Starting at the line that contains "Output a JSON", write out each line through the end of the data below, exactly as it stands. Skip any pictures.

┌──

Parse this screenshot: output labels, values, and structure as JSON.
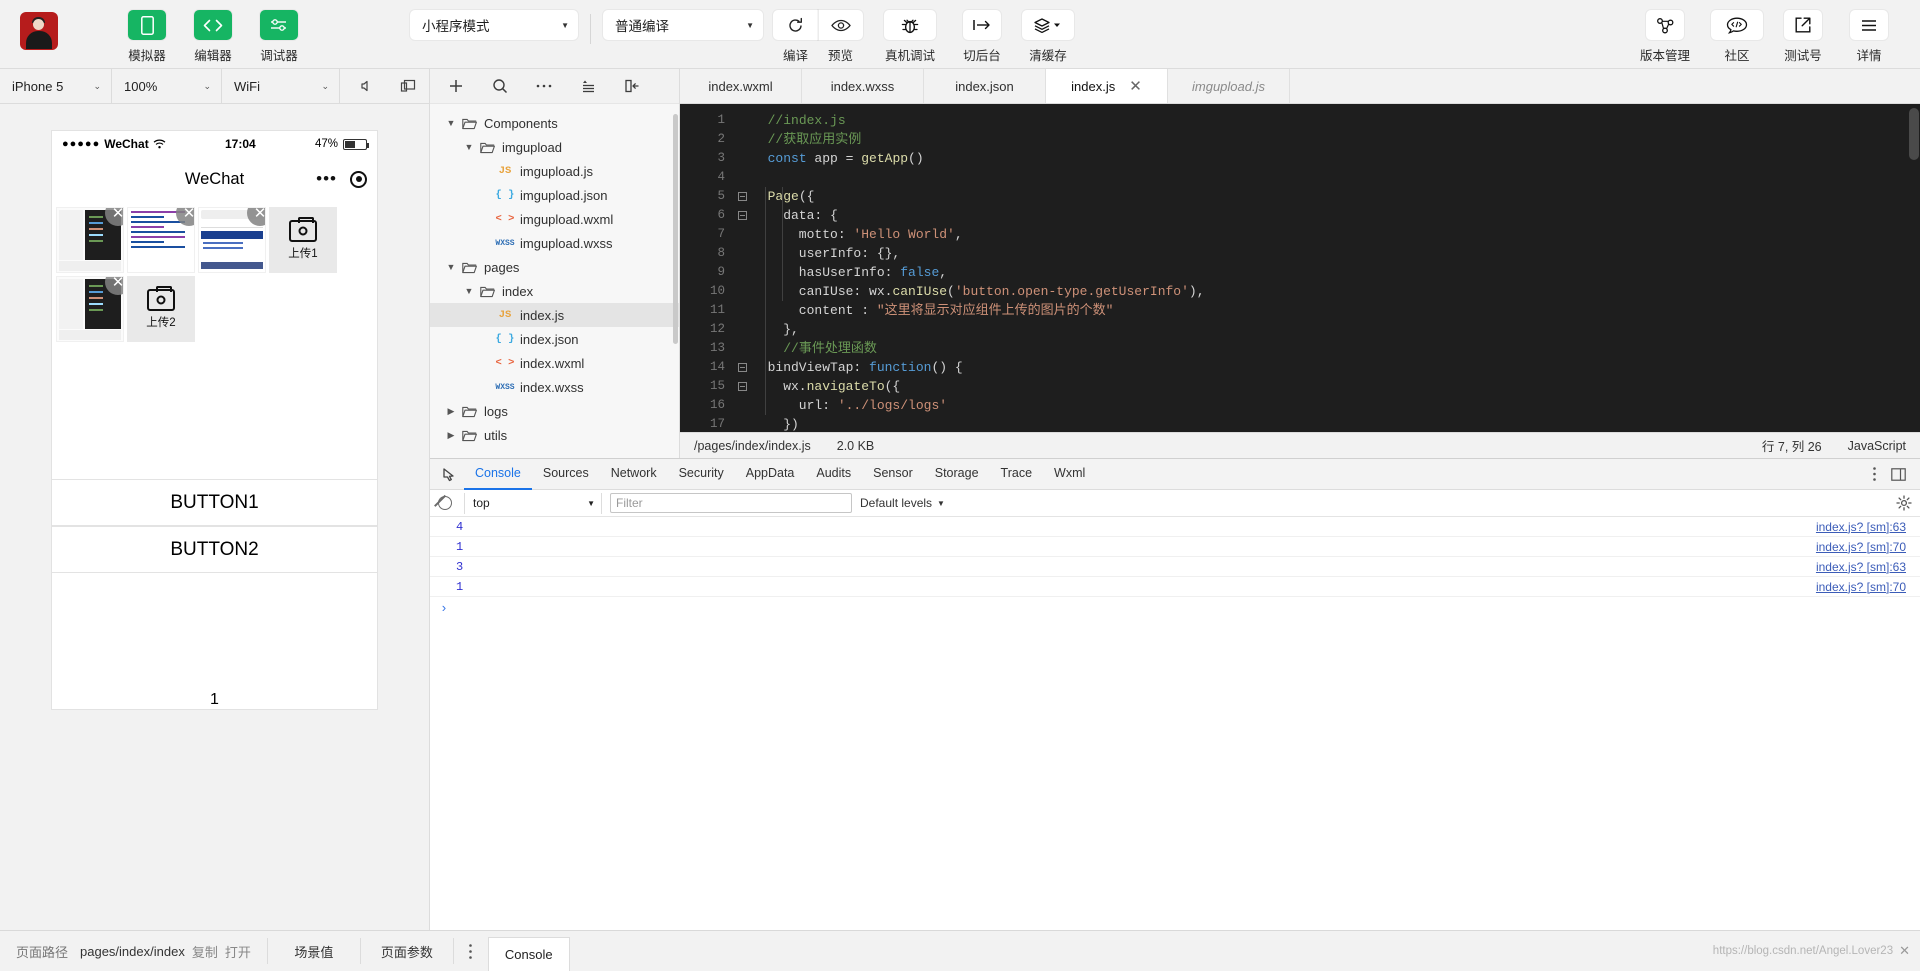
{
  "toolbar": {
    "left_items": [
      {
        "label": "模拟器",
        "icon": "phone-icon"
      },
      {
        "label": "编辑器",
        "icon": "code-icon"
      },
      {
        "label": "调试器",
        "icon": "debug-slider-icon"
      }
    ],
    "mode_select": {
      "value": "小程序模式",
      "icon": "chevron-down-icon"
    },
    "compile_select": {
      "value": "普通编译",
      "icon": "chevron-down-icon"
    },
    "compile_label": "编译",
    "preview_label": "预览",
    "compile_icon": "refresh-icon",
    "preview_icon": "eye-icon",
    "remote_debug": {
      "label": "真机调试",
      "icon": "bug-icon"
    },
    "switch_back": {
      "label": "切后台",
      "icon": "arrow-to-line-icon"
    },
    "clear_cache": {
      "label": "清缓存",
      "icon": "layers-icon"
    },
    "right_items": [
      {
        "label": "版本管理",
        "icon": "git-branch-icon"
      },
      {
        "label": "社区",
        "icon": "chat-code-icon"
      },
      {
        "label": "测试号",
        "icon": "external-link-icon"
      },
      {
        "label": "详情",
        "icon": "hamburger-icon"
      }
    ]
  },
  "simulator": {
    "device": "iPhone 5",
    "zoom": "100%",
    "network": "WiFi",
    "icons": [
      "mute-icon",
      "rotate-screen-icon"
    ],
    "phone": {
      "carrier": "WeChat",
      "signal_dots": "●●●●●",
      "wifi_icon": "wifi-icon",
      "time": "17:04",
      "battery": "47%",
      "nav_title": "WeChat",
      "capsule_dots": "•••",
      "upload_buttons": [
        "上传1",
        "上传2"
      ],
      "buttons": [
        "BUTTON1",
        "BUTTON2"
      ],
      "count": "1"
    }
  },
  "tree_head_icons": [
    "plus-icon",
    "search-icon",
    "more-icon",
    "collapse-icon",
    "split-icon"
  ],
  "file_tree": [
    {
      "depth": 0,
      "label": "Components",
      "type": "folder",
      "expanded": true,
      "selected": false
    },
    {
      "depth": 1,
      "label": "imgupload",
      "type": "folder",
      "expanded": true,
      "selected": false
    },
    {
      "depth": 2,
      "label": "imgupload.js",
      "type": "js",
      "selected": false
    },
    {
      "depth": 2,
      "label": "imgupload.json",
      "type": "json",
      "selected": false
    },
    {
      "depth": 2,
      "label": "imgupload.wxml",
      "type": "wxml",
      "selected": false
    },
    {
      "depth": 2,
      "label": "imgupload.wxss",
      "type": "wxss",
      "selected": false
    },
    {
      "depth": 0,
      "label": "pages",
      "type": "folder",
      "expanded": true,
      "selected": false
    },
    {
      "depth": 1,
      "label": "index",
      "type": "folder",
      "expanded": true,
      "selected": false
    },
    {
      "depth": 2,
      "label": "index.js",
      "type": "js",
      "selected": true
    },
    {
      "depth": 2,
      "label": "index.json",
      "type": "json",
      "selected": false
    },
    {
      "depth": 2,
      "label": "index.wxml",
      "type": "wxml",
      "selected": false
    },
    {
      "depth": 2,
      "label": "index.wxss",
      "type": "wxss",
      "selected": false
    },
    {
      "depth": 0,
      "label": "logs",
      "type": "folder",
      "expanded": false,
      "selected": false
    },
    {
      "depth": 0,
      "label": "utils",
      "type": "folder",
      "expanded": false,
      "selected": false
    }
  ],
  "editor": {
    "tabs": [
      {
        "label": "index.wxml",
        "active": false,
        "italic": false,
        "closable": false
      },
      {
        "label": "index.wxss",
        "active": false,
        "italic": false,
        "closable": false
      },
      {
        "label": "index.json",
        "active": false,
        "italic": false,
        "closable": false
      },
      {
        "label": "index.js",
        "active": true,
        "italic": false,
        "closable": true
      },
      {
        "label": "imgupload.js",
        "active": false,
        "italic": true,
        "closable": false
      }
    ],
    "close_icon": "close-icon",
    "lines": [
      {
        "n": "1",
        "fold": false,
        "html": "  <span class='cmt'>//index.js</span>"
      },
      {
        "n": "2",
        "fold": false,
        "html": "  <span class='cmt'>//获取应用实例</span>"
      },
      {
        "n": "3",
        "fold": false,
        "html": "  <span class='kw'>const</span> app = <span class='fn'>getApp</span>()"
      },
      {
        "n": "4",
        "fold": false,
        "html": ""
      },
      {
        "n": "5",
        "fold": true,
        "html": "  <span class='fn'>Page</span>({"
      },
      {
        "n": "6",
        "fold": true,
        "html": "    data: {"
      },
      {
        "n": "7",
        "fold": false,
        "html": "      motto: <span class='str'>'Hello World'</span>,"
      },
      {
        "n": "8",
        "fold": false,
        "html": "      userInfo: {},"
      },
      {
        "n": "9",
        "fold": false,
        "html": "      hasUserInfo: <span class='lit'>false</span>,"
      },
      {
        "n": "10",
        "fold": false,
        "html": "      canIUse: wx.<span class='fn'>canIUse</span>(<span class='str'>'button.open-type.getUserInfo'</span>),"
      },
      {
        "n": "11",
        "fold": false,
        "html": "      content : <span class='str'>\"这里将显示对应组件上传的图片的个数\"</span>"
      },
      {
        "n": "12",
        "fold": false,
        "html": "    },"
      },
      {
        "n": "13",
        "fold": false,
        "html": "    <span class='cmt'>//事件处理函数</span>"
      },
      {
        "n": "14",
        "fold": true,
        "html": "  bindViewTap: <span class='kw'>function</span>() {"
      },
      {
        "n": "15",
        "fold": true,
        "html": "    wx.<span class='fn'>navigateTo</span>({"
      },
      {
        "n": "16",
        "fold": false,
        "html": "      url: <span class='str'>'../logs/logs'</span>"
      },
      {
        "n": "17",
        "fold": false,
        "html": "    })"
      }
    ],
    "status": {
      "path": "/pages/index/index.js",
      "size": "2.0 KB",
      "cursor": "行 7, 列 26",
      "language": "JavaScript"
    }
  },
  "devtools": {
    "inspect_icon": "inspect-icon",
    "tabs": [
      {
        "label": "Console",
        "active": true
      },
      {
        "label": "Sources",
        "active": false
      },
      {
        "label": "Network",
        "active": false
      },
      {
        "label": "Security",
        "active": false
      },
      {
        "label": "AppData",
        "active": false
      },
      {
        "label": "Audits",
        "active": false
      },
      {
        "label": "Sensor",
        "active": false
      },
      {
        "label": "Storage",
        "active": false
      },
      {
        "label": "Trace",
        "active": false
      },
      {
        "label": "Wxml",
        "active": false
      }
    ],
    "right_icons": [
      "kebab-menu-icon",
      "dock-icon"
    ],
    "filter_bar": {
      "clear_icon": "clear-console-icon",
      "context": "top",
      "filter_placeholder": "Filter",
      "levels": "Default levels",
      "gear_icon": "gear-icon"
    },
    "messages": [
      {
        "value": "4",
        "source": "index.js? [sm]:63"
      },
      {
        "value": "1",
        "source": "index.js? [sm]:70"
      },
      {
        "value": "3",
        "source": "index.js? [sm]:63"
      },
      {
        "value": "1",
        "source": "index.js? [sm]:70"
      }
    ],
    "prompt": "›"
  },
  "bottom_bar": {
    "path_label": "页面路径",
    "path_value": "pages/index/index",
    "copy_label": "复制",
    "open_label": "打开",
    "scene_label": "场景值",
    "params_label": "页面参数",
    "dots_icon": "kebab-menu-icon",
    "console_chip": "Console",
    "watermark": "https://blog.csdn.net/Angel.Lover23",
    "watermark_close": "✕"
  }
}
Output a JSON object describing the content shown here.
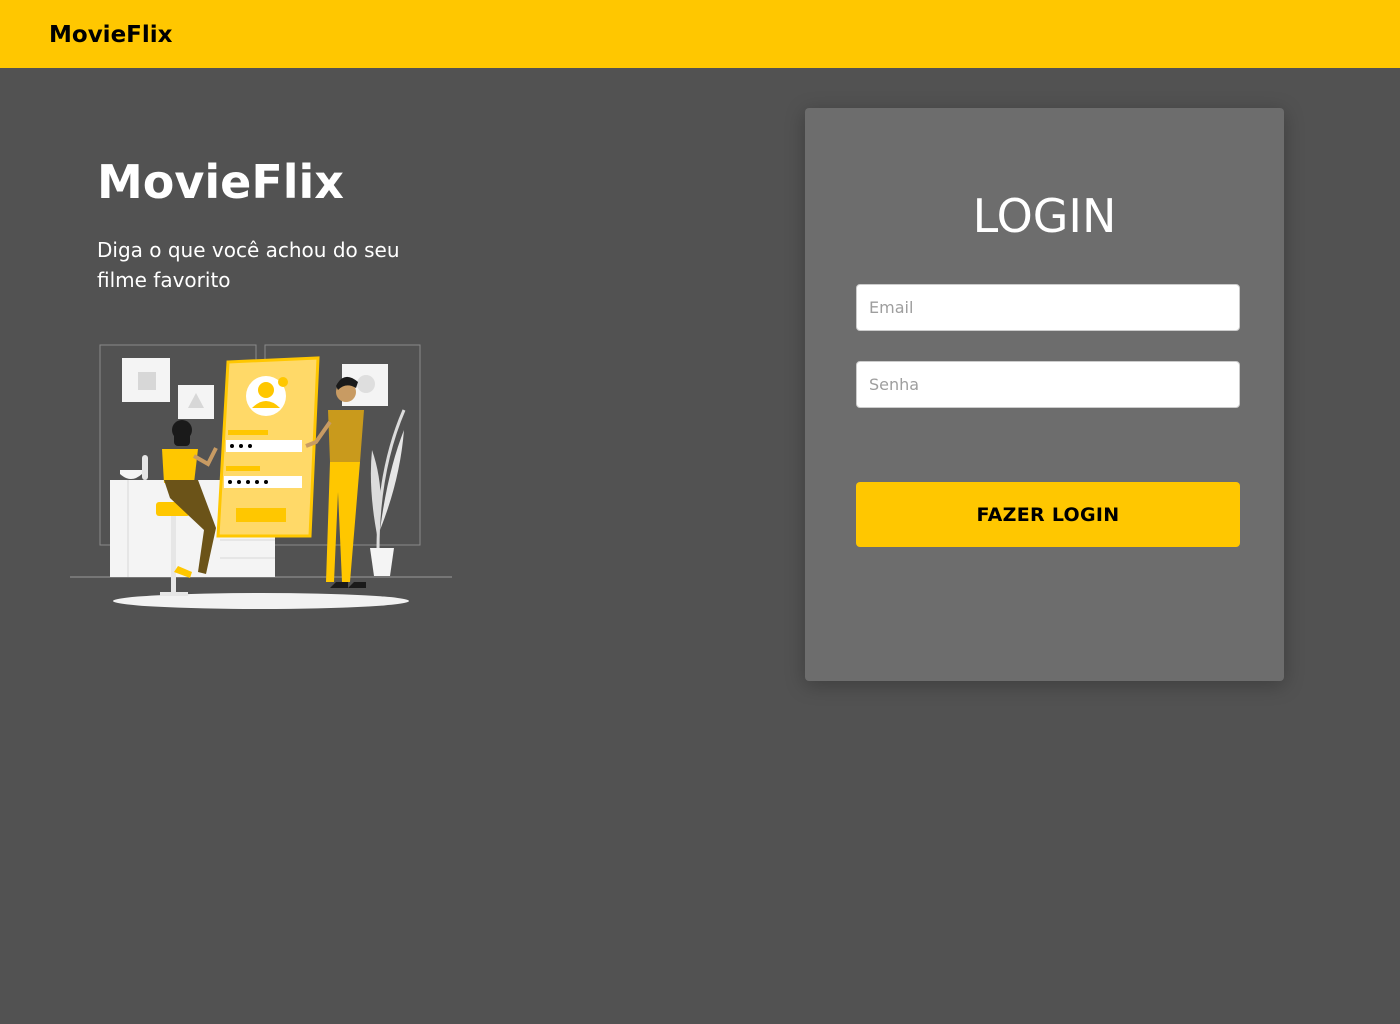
{
  "navbar": {
    "brand": "MovieFlix"
  },
  "hero": {
    "title": "MovieFlix",
    "subtitle": "Diga o que você achou do seu filme favorito"
  },
  "login": {
    "title": "LOGIN",
    "email": {
      "value": "",
      "placeholder": "Email"
    },
    "password": {
      "value": "",
      "placeholder": "Senha"
    },
    "submit_label": "FAZER LOGIN"
  },
  "colors": {
    "accent": "#ffc700",
    "background": "#525252",
    "card": "#6d6d6d"
  },
  "icons": [
    "login-illustration"
  ]
}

└──

> [Response to this task]:
Output a JSON object describing the content shown here.
{
  "navbar": {
    "brand": "MovieFlix"
  },
  "hero": {
    "title": "MovieFlix",
    "subtitle": "Diga o que você achou do seu filme favorito"
  },
  "login": {
    "title": "LOGIN",
    "email": {
      "value": "",
      "placeholder": "Email"
    },
    "password": {
      "value": "",
      "placeholder": "Senha"
    },
    "submit_label": "FAZER LOGIN"
  },
  "colors": {
    "accent": "#ffc700",
    "background": "#525252",
    "card": "#6d6d6d"
  },
  "icons": [
    "login-illustration"
  ]
}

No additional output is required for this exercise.